(Data excerpts)
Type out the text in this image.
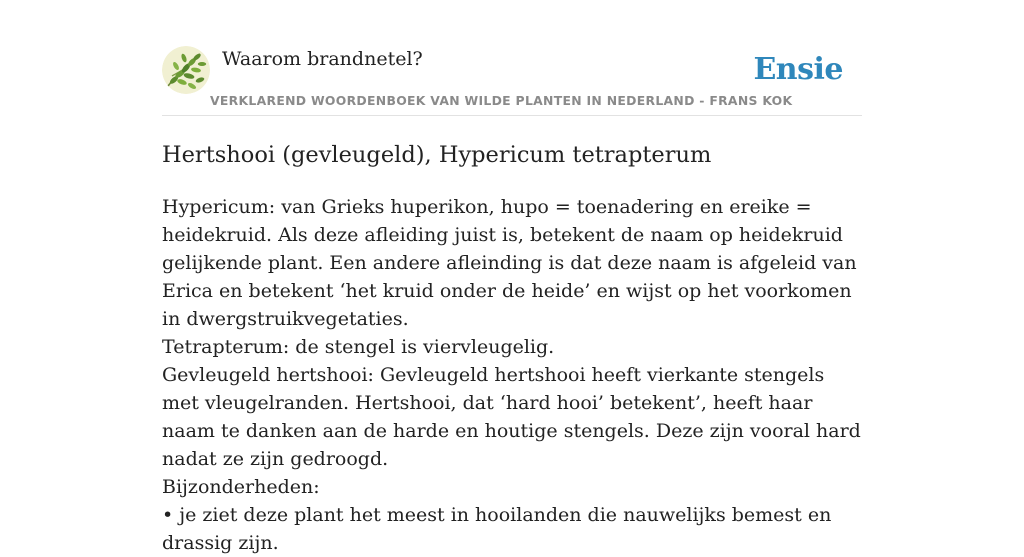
Waarom brandnetel?	Ensie
VERKLAREND WOORDENBOEK VAN WILDE PLANTEN IN NEDERLAND - FRANS KOK
Hertshooi (gevleugeld), Hypericum tetrapterum

Hypericum: van Grieks huperikon, hupo = toenadering en ereike = heidekruid. Als deze afleiding juist is, betekent de naam op heidekruid gelijkende plant. Een andere afleinding is dat deze naam is afgeleid van Erica en betekent ‘het kruid onder de heide’ en wijst op het voorkomen in dwergstruikvegetaties.

Tetrapterum: de stengel is viervleugelig.

Gevleugeld hertshooi: Gevleugeld hertshooi heeft vierkante stengels met vleugelranden. Hertshooi, dat ‘hard hooi’ betekent’, heeft haar naam te danken aan de harde en houtige stengels. Deze zijn vooral hard nadat ze zijn gedroogd.

Bijzonderheden:

• je ziet deze plant het meest in hooilanden die nauwelijks bemest en drassig zijn.
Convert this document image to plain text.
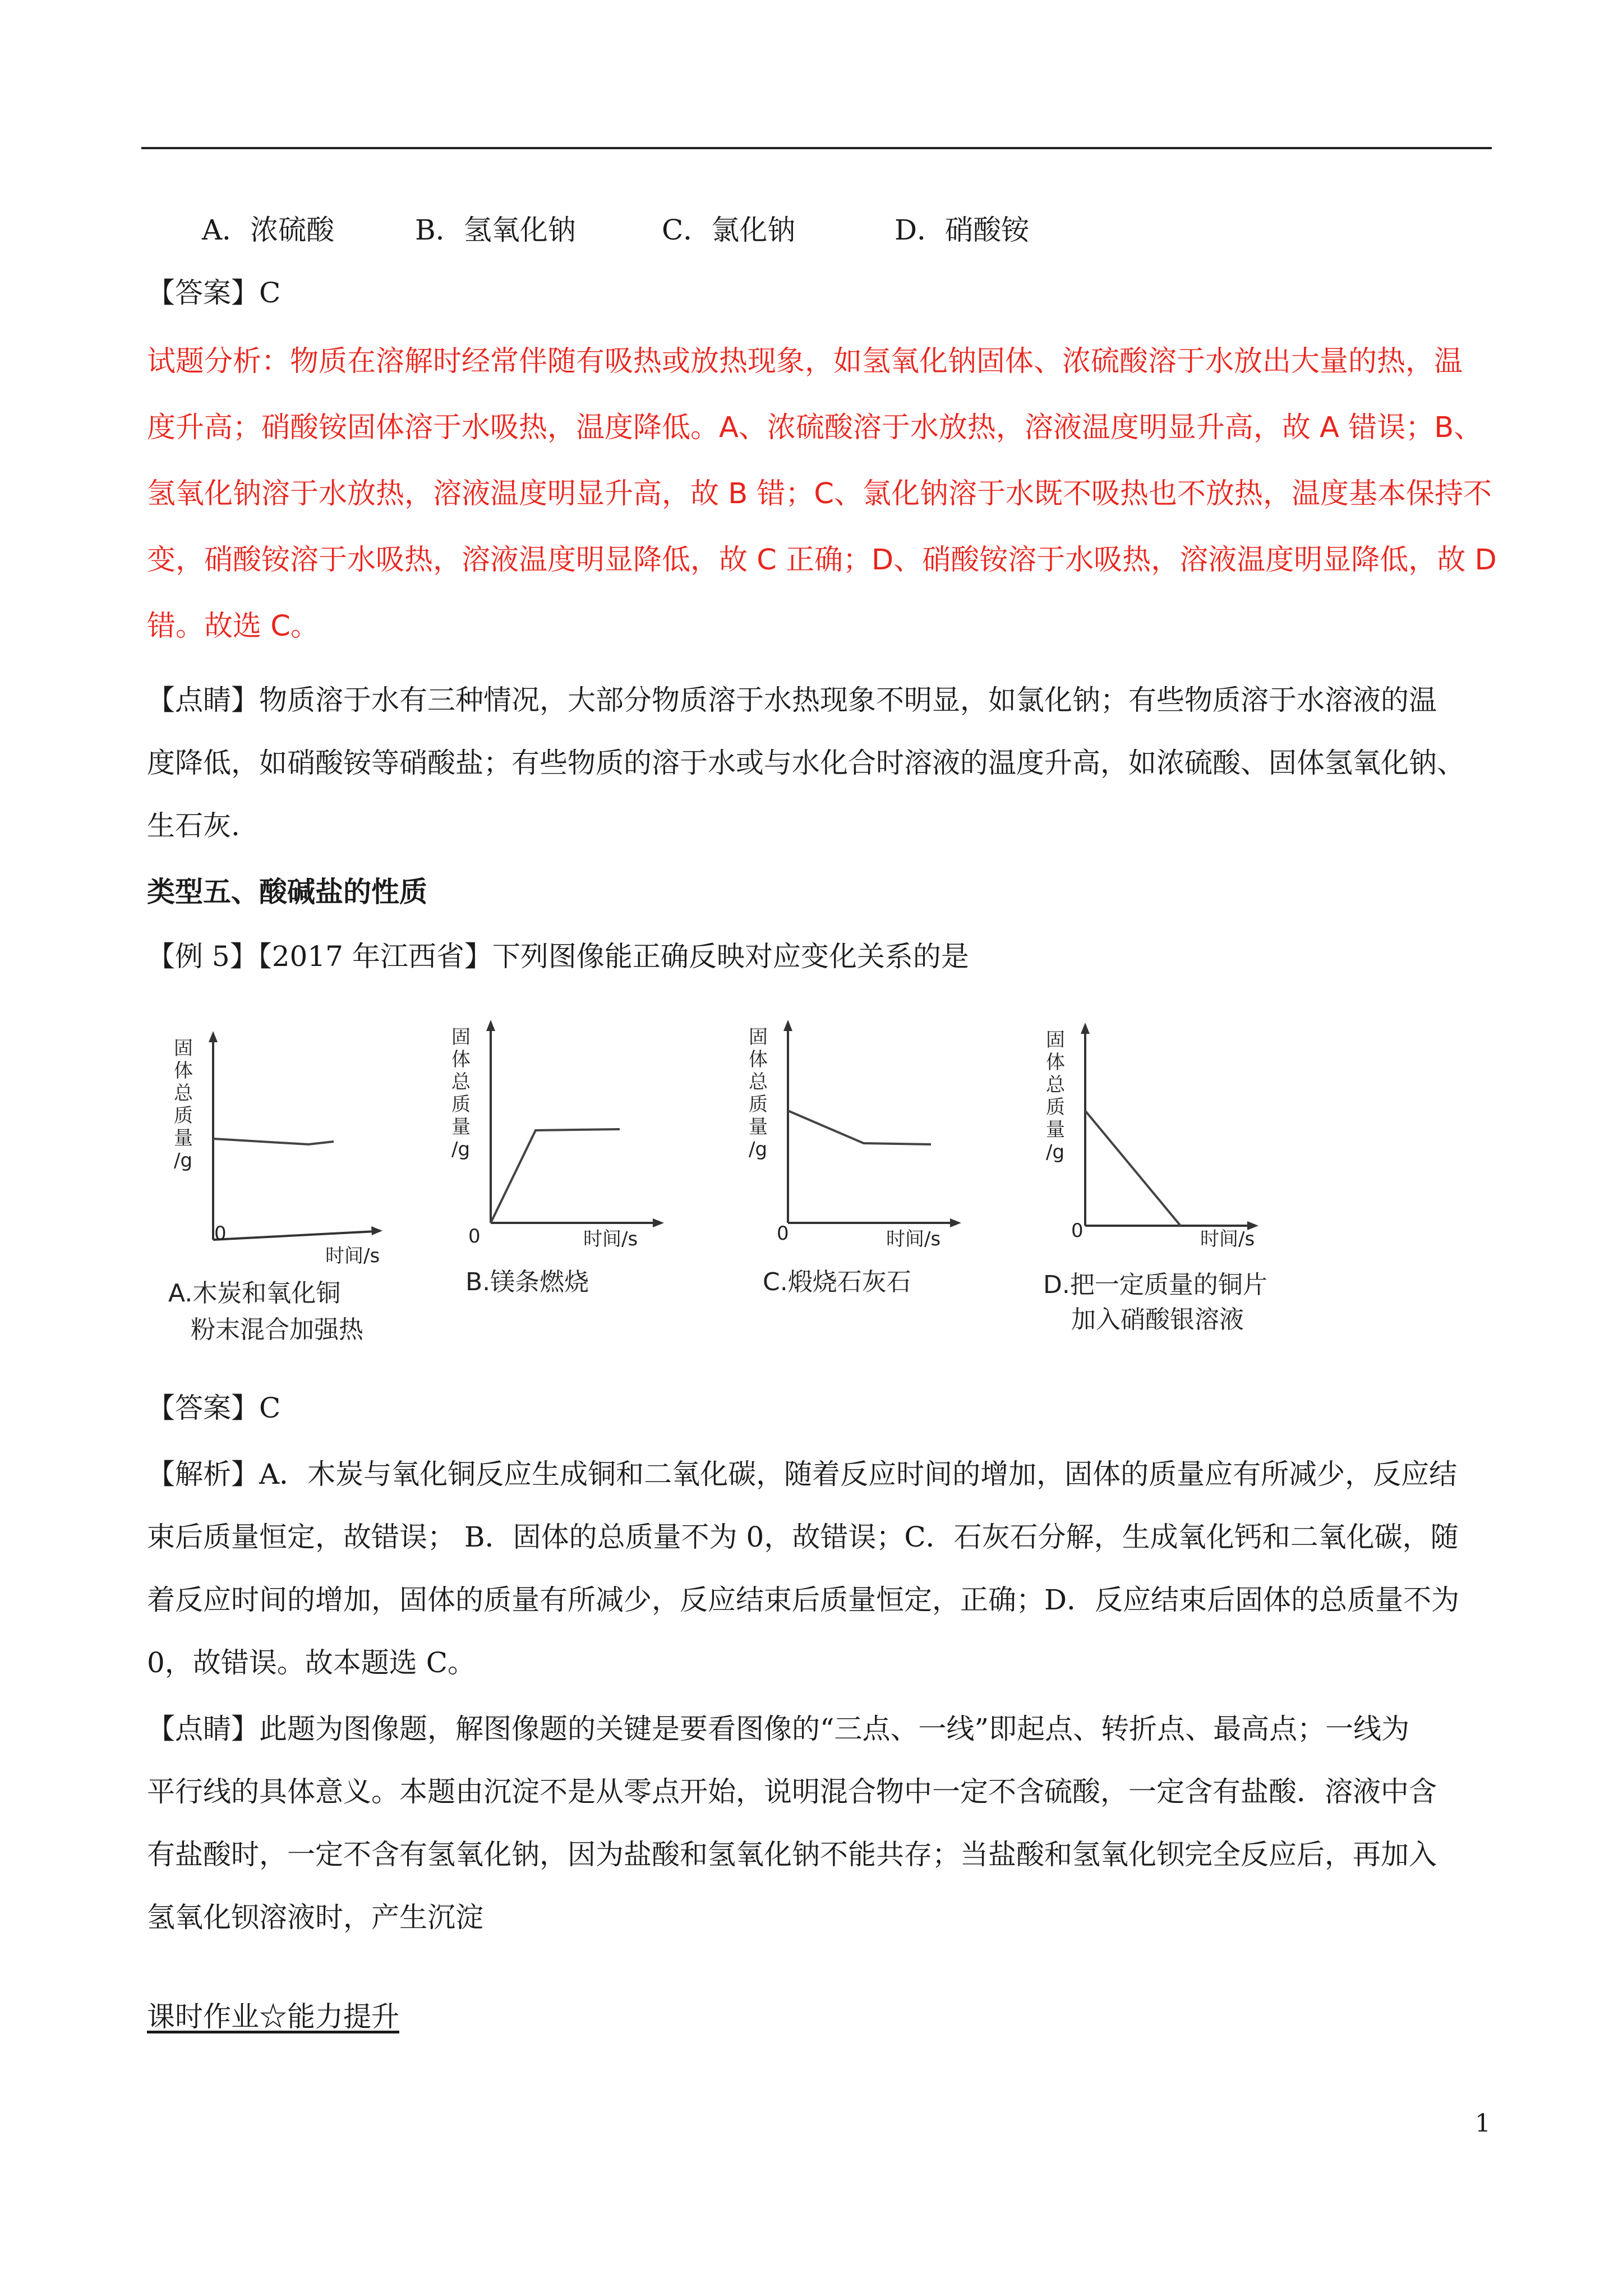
A．浓硫酸	B．氢氧化钠	C．氯化钠	D．硝酸铵
【答案】C
试题分析：物质在溶解时经常伴随有吸热或放热现象，如氢氧化钠固体、浓硫酸溶于水放出大量的热，温
度升高；硝酸铵固体溶于水吸热，温度降低。A、浓硫酸溶于水放热，溶液温度明显升高，故 A 错误；B、
氢氧化钠溶于水放热，溶液温度明显升高，故 B 错；C、氯化钠溶于水既不吸热也不放热，温度基本保持不
变，硝酸铵溶于水吸热，溶液温度明显降低，故 C 正确；D、硝酸铵溶于水吸热，溶液温度明显降低，故 D
错。故选 C。
【点睛】物质溶于水有三种情况，大部分物质溶于水热现象不明显，如氯化钠；有些物质溶于水溶液的温
度降低，如硝酸铵等硝酸盐；有些物质的溶于水或与水化合时溶液的温度升高，如浓硫酸、固体氢氧化钠、
生石灰.
类型五、酸碱盐的性质
【例 5】【2017 年江西省】下列图像能正确反映对应变化关系的是
固
体
总
质
量
/g
0
时间/s
A.木炭和氧化铜
粉末混合加强热
固
体
总
质
量
/g
0	时间/s
B.镁条燃烧
固
体
总
质
量
/g
0	时间/s
C.煅烧石灰石
固
体
总
质
量
/g
0	时间/s
D.把一定质量的铜片
加入硝酸银溶液
【答案】C
【解析】A．木炭与氧化铜反应生成铜和二氧化碳，随着反应时间的增加，固体的质量应有所减少，反应结
束后质量恒定，故错误； B．固体的总质量不为 0，故错误；C．石灰石分解，生成氧化钙和二氧化碳，随
着反应时间的增加，固体的质量有所减少，反应结束后质量恒定，正确；D．反应结束后固体的总质量不为
0，故错误。故本题选 C。
【点睛】此题为图像题，解图像题的关键是要看图像的“三点、一线”即起点、转折点、最高点；一线为
平行线的具体意义。本题由沉淀不是从零点开始，说明混合物中一定不含硫酸，一定含有盐酸．溶液中含
有盐酸时，一定不含有氢氧化钠，因为盐酸和氢氧化钠不能共存；当盐酸和氢氧化钡完全反应后，再加入
氢氧化钡溶液时，产生沉淀
课时作业☆能力提升
1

## Stated task
Quote the records in their entirety, keeping the wording exact and excluding pictures.

## Finished task
Type out the text in this image.
Waarom brandnetel?	Ensie
VERKLAREND WOORDENBOEK VAN WILDE PLANTEN IN NEDERLAND - FRANS KOK
Hertshooi (gevleugeld), Hypericum tetrapterum

Hypericum: van Grieks huperikon, hupo = toenadering en ereike = heidekruid. Als deze afleiding juist is, betekent de naam op heidekruid gelijkende plant. Een andere afleinding is dat deze naam is afgeleid van Erica en betekent ‘het kruid onder de heide’ en wijst op het voorkomen in dwergstruikvegetaties.

Tetrapterum: de stengel is viervleugelig.

Gevleugeld hertshooi: Gevleugeld hertshooi heeft vierkante stengels met vleugelranden. Hertshooi, dat ‘hard hooi’ betekent’, heeft haar naam te danken aan de harde en houtige stengels. Deze zijn vooral hard nadat ze zijn gedroogd.

Bijzonderheden:

• je ziet deze plant het meest in hooilanden die nauwelijks bemest en drassig zijn.
Convert this document image to plain text.
A．浓硫酸	B．氢氧化钠	C．氯化钠	D．硝酸铵
【答案】C
试题分析：物质在溶解时经常伴随有吸热或放热现象，如氢氧化钠固体、浓硫酸溶于水放出大量的热，温
度升高；硝酸铵固体溶于水吸热，温度降低。A、浓硫酸溶于水放热，溶液温度明显升高，故 A 错误；B、
氢氧化钠溶于水放热，溶液温度明显升高，故 B 错；C、氯化钠溶于水既不吸热也不放热，温度基本保持不
变，硝酸铵溶于水吸热，溶液温度明显降低，故 C 正确；D、硝酸铵溶于水吸热，溶液温度明显降低，故 D
错。故选 C。
【点睛】物质溶于水有三种情况，大部分物质溶于水热现象不明显，如氯化钠；有些物质溶于水溶液的温
度降低，如硝酸铵等硝酸盐；有些物质的溶于水或与水化合时溶液的温度升高，如浓硫酸、固体氢氧化钠、
生石灰.
类型五、酸碱盐的性质
【例 5】【2017 年江西省】下列图像能正确反映对应变化关系的是
固
体
总
质
量
/g
0
时间/s
A.木炭和氧化铜
粉末混合加强热
固
体
总
质
量
/g
0	时间/s
B.镁条燃烧
固
体
总
质
量
/g
0	时间/s
C.煅烧石灰石
固
体
总
质
量
/g
0	时间/s
D.把一定质量的铜片
加入硝酸银溶液
【答案】C
【解析】A．木炭与氧化铜反应生成铜和二氧化碳，随着反应时间的增加，固体的质量应有所减少，反应结
束后质量恒定，故错误； B．固体的总质量不为 0，故错误；C．石灰石分解，生成氧化钙和二氧化碳，随
着反应时间的增加，固体的质量有所减少，反应结束后质量恒定，正确；D．反应结束后固体的总质量不为
0，故错误。故本题选 C。
【点睛】此题为图像题，解图像题的关键是要看图像的“三点、一线”即起点、转折点、最高点；一线为
平行线的具体意义。本题由沉淀不是从零点开始，说明混合物中一定不含硫酸，一定含有盐酸．溶液中含
有盐酸时，一定不含有氢氧化钠，因为盐酸和氢氧化钠不能共存；当盐酸和氢氧化钡完全反应后，再加入
氢氧化钡溶液时，产生沉淀
课时作业☆能力提升
1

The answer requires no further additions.